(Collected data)
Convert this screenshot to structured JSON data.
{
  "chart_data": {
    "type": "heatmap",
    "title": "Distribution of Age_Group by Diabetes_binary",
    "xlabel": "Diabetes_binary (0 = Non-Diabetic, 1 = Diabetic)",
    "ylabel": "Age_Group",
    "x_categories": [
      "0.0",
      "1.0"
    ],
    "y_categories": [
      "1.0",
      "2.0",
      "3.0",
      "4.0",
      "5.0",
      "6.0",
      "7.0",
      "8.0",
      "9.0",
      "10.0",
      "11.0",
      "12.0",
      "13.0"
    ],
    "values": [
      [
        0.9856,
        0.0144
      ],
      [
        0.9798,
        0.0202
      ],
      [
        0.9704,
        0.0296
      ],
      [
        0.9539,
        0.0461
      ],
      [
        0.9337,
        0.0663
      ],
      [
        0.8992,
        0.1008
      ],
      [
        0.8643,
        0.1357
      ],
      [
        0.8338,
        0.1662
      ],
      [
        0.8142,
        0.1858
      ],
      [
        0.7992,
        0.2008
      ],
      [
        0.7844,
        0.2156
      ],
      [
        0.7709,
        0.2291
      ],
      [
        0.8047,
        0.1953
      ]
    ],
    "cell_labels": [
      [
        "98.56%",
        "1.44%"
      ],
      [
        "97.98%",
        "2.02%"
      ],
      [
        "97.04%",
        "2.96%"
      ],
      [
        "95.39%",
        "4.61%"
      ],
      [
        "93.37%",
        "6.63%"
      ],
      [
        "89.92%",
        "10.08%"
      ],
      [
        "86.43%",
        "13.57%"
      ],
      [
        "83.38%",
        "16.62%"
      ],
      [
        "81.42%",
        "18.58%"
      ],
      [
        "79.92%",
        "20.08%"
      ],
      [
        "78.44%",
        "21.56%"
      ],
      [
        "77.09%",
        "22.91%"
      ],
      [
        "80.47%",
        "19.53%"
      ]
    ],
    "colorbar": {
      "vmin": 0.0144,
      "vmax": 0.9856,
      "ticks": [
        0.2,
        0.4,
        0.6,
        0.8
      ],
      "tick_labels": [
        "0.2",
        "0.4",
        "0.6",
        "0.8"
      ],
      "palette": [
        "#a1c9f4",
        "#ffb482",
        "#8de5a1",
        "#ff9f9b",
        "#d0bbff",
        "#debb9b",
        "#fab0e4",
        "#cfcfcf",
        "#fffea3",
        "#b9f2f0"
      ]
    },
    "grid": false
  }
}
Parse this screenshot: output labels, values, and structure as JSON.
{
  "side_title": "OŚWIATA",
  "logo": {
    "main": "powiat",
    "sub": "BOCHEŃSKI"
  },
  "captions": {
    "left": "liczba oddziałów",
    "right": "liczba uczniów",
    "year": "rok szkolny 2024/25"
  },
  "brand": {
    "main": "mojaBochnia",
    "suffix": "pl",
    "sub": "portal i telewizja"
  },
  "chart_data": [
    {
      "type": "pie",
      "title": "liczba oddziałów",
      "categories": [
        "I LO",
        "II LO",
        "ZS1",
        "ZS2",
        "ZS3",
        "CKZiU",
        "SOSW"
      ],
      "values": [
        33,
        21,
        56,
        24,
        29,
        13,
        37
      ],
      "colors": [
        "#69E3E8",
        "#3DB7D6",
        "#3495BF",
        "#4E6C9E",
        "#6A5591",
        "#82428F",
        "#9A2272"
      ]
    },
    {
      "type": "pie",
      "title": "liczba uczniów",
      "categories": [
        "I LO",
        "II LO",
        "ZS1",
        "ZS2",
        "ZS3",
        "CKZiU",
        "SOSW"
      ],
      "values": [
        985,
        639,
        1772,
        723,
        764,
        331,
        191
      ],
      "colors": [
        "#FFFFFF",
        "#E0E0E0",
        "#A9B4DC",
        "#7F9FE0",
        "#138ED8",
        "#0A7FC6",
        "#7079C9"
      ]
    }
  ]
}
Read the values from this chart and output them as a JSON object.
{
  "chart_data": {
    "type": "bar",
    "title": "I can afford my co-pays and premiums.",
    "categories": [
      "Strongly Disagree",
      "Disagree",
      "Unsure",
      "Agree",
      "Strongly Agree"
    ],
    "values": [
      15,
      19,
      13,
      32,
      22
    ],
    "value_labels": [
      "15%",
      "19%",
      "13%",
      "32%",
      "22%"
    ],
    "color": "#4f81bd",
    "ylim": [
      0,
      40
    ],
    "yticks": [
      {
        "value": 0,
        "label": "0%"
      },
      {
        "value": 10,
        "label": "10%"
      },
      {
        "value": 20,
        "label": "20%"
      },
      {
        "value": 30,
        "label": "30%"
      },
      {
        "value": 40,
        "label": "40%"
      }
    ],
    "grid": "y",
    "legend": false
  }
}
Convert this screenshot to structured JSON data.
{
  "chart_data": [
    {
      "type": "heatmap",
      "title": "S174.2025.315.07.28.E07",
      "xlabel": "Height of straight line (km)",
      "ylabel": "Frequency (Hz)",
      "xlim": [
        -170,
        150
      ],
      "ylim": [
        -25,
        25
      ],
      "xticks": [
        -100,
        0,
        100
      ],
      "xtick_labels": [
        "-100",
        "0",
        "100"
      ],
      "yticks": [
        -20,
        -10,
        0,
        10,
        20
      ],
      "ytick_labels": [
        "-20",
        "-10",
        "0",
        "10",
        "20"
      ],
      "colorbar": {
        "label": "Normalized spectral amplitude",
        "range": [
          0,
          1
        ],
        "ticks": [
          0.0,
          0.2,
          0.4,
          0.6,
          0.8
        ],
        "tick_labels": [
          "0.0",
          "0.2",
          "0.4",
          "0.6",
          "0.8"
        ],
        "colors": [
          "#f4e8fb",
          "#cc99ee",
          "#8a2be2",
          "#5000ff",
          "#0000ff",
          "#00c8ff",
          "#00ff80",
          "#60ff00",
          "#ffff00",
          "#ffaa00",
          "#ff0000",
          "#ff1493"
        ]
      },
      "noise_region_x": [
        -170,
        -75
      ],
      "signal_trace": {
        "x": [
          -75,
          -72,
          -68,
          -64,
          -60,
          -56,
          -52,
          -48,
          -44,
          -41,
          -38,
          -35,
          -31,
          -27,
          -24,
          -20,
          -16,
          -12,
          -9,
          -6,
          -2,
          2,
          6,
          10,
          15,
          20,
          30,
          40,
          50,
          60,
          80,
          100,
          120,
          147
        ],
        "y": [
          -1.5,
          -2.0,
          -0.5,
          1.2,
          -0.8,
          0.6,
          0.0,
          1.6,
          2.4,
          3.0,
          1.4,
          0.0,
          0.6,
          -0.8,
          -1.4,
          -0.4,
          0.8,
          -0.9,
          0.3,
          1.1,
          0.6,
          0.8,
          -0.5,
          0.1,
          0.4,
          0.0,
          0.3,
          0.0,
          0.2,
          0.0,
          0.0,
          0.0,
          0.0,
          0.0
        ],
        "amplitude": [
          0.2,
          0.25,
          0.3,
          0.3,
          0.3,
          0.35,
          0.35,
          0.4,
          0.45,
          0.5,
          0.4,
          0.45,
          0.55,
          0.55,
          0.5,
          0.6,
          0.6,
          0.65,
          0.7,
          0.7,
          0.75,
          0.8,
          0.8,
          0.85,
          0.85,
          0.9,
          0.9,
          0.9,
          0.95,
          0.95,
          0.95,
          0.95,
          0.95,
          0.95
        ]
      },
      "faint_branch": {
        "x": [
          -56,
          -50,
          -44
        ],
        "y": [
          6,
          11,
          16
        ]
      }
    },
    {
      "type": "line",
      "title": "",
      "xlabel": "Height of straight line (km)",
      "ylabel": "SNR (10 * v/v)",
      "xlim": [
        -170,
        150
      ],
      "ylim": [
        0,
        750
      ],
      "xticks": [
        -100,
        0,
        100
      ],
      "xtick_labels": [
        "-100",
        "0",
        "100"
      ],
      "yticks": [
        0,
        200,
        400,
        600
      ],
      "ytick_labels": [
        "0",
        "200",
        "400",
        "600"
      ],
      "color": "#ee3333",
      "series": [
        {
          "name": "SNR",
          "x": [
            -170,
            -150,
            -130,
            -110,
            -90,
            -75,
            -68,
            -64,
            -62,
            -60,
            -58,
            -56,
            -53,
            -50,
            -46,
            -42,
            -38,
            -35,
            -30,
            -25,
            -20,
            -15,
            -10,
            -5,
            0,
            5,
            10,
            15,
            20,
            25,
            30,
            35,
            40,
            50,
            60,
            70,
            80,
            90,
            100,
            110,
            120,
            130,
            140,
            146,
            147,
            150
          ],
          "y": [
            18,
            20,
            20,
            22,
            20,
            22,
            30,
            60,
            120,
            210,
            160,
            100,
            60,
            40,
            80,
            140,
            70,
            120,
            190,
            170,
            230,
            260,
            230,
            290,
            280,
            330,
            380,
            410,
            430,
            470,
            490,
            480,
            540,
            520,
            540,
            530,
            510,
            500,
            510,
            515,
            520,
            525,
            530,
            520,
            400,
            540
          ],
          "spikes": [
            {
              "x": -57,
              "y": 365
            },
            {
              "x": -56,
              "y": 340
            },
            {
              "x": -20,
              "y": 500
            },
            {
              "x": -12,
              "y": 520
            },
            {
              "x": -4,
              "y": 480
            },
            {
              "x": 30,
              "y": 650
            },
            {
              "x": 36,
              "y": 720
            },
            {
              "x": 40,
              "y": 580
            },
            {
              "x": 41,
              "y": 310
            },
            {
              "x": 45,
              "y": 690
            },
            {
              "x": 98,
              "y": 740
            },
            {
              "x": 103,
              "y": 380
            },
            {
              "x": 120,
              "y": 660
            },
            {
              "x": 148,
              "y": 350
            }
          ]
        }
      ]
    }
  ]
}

» Exercise brief: In the entries above, find each line with the word "oddziałów" and show it.

» Complete output:
    "left": "liczba oddziałów",
      "title": "liczba oddziałów",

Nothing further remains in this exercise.